[Data shown start]

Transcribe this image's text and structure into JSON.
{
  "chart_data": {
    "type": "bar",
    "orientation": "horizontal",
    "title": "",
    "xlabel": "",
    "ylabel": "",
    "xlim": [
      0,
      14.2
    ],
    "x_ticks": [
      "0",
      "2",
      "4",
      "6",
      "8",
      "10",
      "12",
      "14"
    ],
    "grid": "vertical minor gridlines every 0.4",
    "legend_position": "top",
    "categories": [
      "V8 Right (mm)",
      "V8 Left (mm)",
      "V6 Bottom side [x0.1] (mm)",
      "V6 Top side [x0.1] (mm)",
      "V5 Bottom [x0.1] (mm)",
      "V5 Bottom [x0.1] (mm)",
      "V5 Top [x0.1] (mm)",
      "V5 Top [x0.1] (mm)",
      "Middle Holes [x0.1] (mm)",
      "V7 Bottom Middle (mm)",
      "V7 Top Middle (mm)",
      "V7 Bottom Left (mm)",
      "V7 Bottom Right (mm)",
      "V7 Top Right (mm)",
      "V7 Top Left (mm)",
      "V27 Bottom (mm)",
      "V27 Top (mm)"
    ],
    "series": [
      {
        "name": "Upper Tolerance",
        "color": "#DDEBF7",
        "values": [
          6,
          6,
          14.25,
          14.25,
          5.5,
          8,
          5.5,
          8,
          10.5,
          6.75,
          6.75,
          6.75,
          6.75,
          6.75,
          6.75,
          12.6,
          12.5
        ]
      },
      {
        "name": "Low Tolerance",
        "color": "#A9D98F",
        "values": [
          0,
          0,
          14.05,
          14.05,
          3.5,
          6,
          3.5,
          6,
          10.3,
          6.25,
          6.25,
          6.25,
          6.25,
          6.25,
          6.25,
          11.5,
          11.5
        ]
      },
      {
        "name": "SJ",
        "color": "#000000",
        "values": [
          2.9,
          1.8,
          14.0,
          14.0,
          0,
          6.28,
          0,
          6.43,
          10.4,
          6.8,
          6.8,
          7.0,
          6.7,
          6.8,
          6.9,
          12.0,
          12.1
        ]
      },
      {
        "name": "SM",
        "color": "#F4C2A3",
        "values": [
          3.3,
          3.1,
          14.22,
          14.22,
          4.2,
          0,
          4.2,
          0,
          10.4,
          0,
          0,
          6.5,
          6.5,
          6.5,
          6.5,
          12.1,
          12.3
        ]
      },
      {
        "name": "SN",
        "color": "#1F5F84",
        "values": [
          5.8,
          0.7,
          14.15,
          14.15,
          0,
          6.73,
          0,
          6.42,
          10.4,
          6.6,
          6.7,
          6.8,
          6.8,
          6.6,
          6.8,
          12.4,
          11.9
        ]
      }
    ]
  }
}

[Data shown end]

## What you need to do
How many lines of the listing include the string "Middle"? Answer with the number alone.

## Correct answer
3